■ EXTRACT PROVIDED ■
◇ ◇ ◇ ◇ ◇ ◇ ◇
Module 410 min

Object-Oriented Basics

Classes and objects - the foundation UVM is built on

Why this matters

UVM, the industry-standard verification framework, is built entirely on classes. If classes feel shaky, UVM will feel like magic you cannot control. Spend real time here; it pays off in every later lesson.

Class and object - the blueprint and the thing

A class is a blueprint. An object is an actual thing built from that blueprint. The blueprint for a house is one document; you can build many houses from it. Same with classes: one class, many objects.

systemverilog
class Packet;
  bit [7:0] addr;
  bit [7:0] data;

  // a function that belongs to the class
  function void print();
    $display("addr=%0d data=%0d", addr, data);
  endfunction
endclass

// Using it:
Packet p;            // a handle (empty for now)
p = new();           // build an actual object
p.addr = 8'h10;
p.data = 8'hFF;
p.print();           // addr=16 data=255
  • Packet p declares a handle - a name that can point at an object.
  • new() actually creates the object in memory.
  • p.addr reaches inside the object to its data.
  • p.print() calls a function that belongs to the object.
◇ ◇ ◇ ◇ ◇ ◇ ◇
■ EXERCISE DETAILS ■
Continue the lesson on SystemVerilog classes and objects, starting right after its final bullet point about `p.print()`.
◇ ◇ ◇ ◇ ◇ ◇ ◇
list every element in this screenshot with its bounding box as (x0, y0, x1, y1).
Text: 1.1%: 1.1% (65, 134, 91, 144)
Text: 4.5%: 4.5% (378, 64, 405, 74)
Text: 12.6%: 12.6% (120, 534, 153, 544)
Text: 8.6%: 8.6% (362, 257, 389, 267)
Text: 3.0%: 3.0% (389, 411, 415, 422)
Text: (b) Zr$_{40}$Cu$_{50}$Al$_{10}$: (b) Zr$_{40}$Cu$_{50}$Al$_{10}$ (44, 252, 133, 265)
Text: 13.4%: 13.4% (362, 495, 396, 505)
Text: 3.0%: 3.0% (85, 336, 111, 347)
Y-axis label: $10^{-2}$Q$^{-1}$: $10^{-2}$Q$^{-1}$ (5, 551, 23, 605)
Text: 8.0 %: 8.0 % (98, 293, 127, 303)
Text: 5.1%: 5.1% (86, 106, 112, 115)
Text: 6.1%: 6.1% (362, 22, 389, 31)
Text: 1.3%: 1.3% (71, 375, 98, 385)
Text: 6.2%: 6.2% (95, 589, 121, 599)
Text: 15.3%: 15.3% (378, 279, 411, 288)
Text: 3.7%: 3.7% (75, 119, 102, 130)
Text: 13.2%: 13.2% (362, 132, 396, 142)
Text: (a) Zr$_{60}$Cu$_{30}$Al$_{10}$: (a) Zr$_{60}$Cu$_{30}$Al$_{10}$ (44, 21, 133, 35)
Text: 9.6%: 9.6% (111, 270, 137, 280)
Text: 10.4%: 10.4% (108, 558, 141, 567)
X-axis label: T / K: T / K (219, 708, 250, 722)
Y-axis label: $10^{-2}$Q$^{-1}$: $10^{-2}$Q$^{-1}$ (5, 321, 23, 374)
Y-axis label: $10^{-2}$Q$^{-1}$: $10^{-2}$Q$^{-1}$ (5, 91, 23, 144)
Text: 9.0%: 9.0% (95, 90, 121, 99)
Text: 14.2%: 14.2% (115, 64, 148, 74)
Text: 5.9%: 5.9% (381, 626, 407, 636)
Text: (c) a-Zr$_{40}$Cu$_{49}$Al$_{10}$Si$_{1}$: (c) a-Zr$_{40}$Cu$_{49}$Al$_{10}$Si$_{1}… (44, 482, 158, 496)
◇ ◇ ◇ ◇ ◇ ◇ ◇
■ EXPECTED ANSWER ■
Inheritance - build on what exists

You can make a new class that is a specialized version of an existing one. It gets everything the parent had, and you add or change what is different. A "long packet" is still a packet, plus extra.

systemverilog
class LongPacket extends Packet;   // inherits addr, data, print
  bit [7:0] length;                // adds something new
endclass

Why verification loves classes

  • A transaction (one unit of stimulus, like a bus request) is naturally an object.
  • You can randomize an object to get thousands of varied transactions.
  • You can build a generic component once and reuse it across projects by extending it.
Watch out

The handle and the object are different things. Packet p; alone gives you an empty handle pointing at nothing (null). You must call new() before using it, or the simulator errors with a null-handle access. Forgetting new() is the number-one beginner mistake in SystemVerilog OOP.